Excerpt to read>
--------------------------------------------------
I'm going to run a couple of examples of tie-breaking, but in order to do that, I needed more paths in the topology. Pay close attention, I have shifted the OSPF costs from the prior topology:



* Please note costs listed below do not include the on-router cost to the loopback for clarity*
If you look at metric alone, the paths from R1->R5 look most desirable in this order:
R1 -> R3 -> R5 (Cost 2)
R1 -> R6 -> R3 -> R5 (Cost 4)
R1 -> R2 -> R5 (Cost 11)
R1 -> R4 -> R5 (Cost 25)

Clearly R3 is the winning primary path.

Let's go down the decision-making process for the backup path:

- SRLG 10 - Not applicable, we're not using SRLG (yet)
- Primary Path 20 - Not applicable, we have no ECMP.
- Interface Disjoint 30 - Applicable, but all are on separate interfaces already.
- Lowest-Metric 40 - Applicable, choose R6 as backup. Do not proceed further, as all paths have different costs.

So without any modification, our primary next-hop router will be R3, and backup next-hop router will be R6:

R1#sh ip route repair 5.5.5.5
Routing entry for 5.5.5.5/32
  Known via "ospf 1", distance 110, metric 3, type intra area
  Last update from 192.168.13.3 on GigabitEthernet1.13, 00:14:19 ago
  Routing Descriptor Blocks:
  * 192.168.13.3, from 5.5.5.5, 00:14:19 ago, via GigabitEthernet1.13
      Route metric is 3, traffic share count is 1
      Repair Path: 192.168.16.6, via GigabitEthernet1.16
    [RPR]192.168.16.6, from 5.5.5.5, 00:14:19 ago, via GigabitEthernet1.16
      Route metric is 6, traffic share count is 1

There's an obvious flaw in that plan however, they both rely on R3 being online.
--------------------------------------------------
Document layout analysis data>
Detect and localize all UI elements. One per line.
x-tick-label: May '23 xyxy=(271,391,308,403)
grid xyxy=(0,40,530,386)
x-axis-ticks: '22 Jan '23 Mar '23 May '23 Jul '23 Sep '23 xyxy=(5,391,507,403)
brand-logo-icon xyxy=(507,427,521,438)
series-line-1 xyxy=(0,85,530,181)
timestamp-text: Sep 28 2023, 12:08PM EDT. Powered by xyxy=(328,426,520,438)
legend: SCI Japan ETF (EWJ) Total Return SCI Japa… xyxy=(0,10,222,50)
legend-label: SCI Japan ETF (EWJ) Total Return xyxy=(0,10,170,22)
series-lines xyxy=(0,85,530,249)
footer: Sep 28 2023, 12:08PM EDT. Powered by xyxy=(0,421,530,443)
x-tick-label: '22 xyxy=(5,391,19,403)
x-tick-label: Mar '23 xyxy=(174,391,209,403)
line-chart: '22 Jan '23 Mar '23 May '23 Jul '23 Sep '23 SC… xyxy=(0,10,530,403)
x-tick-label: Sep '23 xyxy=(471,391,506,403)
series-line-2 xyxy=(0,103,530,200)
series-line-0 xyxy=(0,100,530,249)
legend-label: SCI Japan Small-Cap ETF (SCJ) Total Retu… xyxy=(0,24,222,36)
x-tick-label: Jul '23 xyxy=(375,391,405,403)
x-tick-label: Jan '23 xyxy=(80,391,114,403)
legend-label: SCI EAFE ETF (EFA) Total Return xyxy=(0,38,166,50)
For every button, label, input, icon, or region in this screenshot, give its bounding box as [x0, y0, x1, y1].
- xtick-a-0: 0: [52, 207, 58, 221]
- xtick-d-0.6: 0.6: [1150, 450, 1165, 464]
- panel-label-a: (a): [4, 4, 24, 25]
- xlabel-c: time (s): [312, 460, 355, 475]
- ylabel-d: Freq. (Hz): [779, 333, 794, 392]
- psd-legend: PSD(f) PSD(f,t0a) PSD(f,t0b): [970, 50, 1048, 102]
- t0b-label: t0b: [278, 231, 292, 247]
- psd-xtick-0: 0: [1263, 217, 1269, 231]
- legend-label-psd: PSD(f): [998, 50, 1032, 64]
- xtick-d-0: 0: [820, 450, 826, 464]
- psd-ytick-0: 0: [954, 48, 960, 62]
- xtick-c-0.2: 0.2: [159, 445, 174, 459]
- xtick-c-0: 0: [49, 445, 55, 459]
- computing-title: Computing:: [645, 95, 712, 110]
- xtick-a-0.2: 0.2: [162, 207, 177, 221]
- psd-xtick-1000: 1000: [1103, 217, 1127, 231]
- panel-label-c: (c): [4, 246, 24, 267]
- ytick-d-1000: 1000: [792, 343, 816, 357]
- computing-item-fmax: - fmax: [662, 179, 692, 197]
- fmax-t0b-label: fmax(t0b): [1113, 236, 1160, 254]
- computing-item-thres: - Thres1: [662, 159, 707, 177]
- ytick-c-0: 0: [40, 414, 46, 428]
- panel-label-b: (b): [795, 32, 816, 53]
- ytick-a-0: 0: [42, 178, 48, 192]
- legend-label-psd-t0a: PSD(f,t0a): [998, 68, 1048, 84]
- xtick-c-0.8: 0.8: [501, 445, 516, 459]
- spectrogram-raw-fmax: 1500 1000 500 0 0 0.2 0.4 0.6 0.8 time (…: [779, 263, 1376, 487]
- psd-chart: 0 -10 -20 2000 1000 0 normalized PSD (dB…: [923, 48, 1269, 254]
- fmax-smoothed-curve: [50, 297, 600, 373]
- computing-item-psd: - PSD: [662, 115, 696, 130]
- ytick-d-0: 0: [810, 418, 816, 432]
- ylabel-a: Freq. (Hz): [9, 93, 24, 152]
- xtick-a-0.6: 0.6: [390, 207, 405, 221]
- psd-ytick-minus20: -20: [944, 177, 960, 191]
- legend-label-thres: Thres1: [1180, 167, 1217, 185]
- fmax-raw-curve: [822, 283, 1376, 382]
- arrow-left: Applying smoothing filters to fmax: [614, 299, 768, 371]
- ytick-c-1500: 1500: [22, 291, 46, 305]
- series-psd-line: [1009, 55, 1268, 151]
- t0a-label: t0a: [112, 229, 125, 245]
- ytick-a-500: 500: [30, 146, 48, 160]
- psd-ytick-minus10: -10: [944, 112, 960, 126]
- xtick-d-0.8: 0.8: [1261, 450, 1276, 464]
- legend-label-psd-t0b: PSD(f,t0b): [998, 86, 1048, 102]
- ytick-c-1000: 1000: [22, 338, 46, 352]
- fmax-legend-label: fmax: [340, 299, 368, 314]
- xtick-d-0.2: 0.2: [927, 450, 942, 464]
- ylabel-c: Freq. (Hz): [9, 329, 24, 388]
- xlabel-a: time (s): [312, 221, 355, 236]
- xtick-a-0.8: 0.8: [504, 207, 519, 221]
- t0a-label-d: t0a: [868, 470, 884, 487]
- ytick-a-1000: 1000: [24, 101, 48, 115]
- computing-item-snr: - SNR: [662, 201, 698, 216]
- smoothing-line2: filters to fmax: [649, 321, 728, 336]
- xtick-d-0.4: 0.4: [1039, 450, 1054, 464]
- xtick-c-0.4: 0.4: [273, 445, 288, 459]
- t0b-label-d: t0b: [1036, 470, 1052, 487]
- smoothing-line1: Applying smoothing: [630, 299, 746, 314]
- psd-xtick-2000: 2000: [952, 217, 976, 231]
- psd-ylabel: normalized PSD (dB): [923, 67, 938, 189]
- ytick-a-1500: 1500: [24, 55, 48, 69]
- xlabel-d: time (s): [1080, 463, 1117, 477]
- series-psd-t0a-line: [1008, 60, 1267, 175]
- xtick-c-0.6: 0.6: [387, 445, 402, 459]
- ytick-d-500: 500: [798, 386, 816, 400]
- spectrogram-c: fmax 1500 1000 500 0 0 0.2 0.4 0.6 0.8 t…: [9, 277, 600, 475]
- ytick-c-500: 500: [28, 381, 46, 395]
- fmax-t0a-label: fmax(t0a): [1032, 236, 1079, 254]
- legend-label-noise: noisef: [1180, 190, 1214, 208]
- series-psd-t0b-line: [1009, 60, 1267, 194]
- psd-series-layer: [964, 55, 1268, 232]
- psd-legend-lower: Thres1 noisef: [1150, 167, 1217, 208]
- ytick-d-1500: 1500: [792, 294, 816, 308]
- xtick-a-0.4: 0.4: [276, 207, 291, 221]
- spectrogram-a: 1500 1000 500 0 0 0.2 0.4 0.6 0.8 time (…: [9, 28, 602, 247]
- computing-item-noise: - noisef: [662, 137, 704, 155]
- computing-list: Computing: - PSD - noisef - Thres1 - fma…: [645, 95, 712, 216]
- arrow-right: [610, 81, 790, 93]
--------------------------------------------------
Task brief> Summarize the OSPF backup path excerpt in two sentences.

Answer to this task> Under the adjusted OSPF costs, the path from R1 through R3 to R5 has the lowest cost, so R3 is the primary next-hop router. In the backup path decision process, the lowest-metric step picks R6 as the backup next hop, but both the primary and backup paths rely on R3 being online.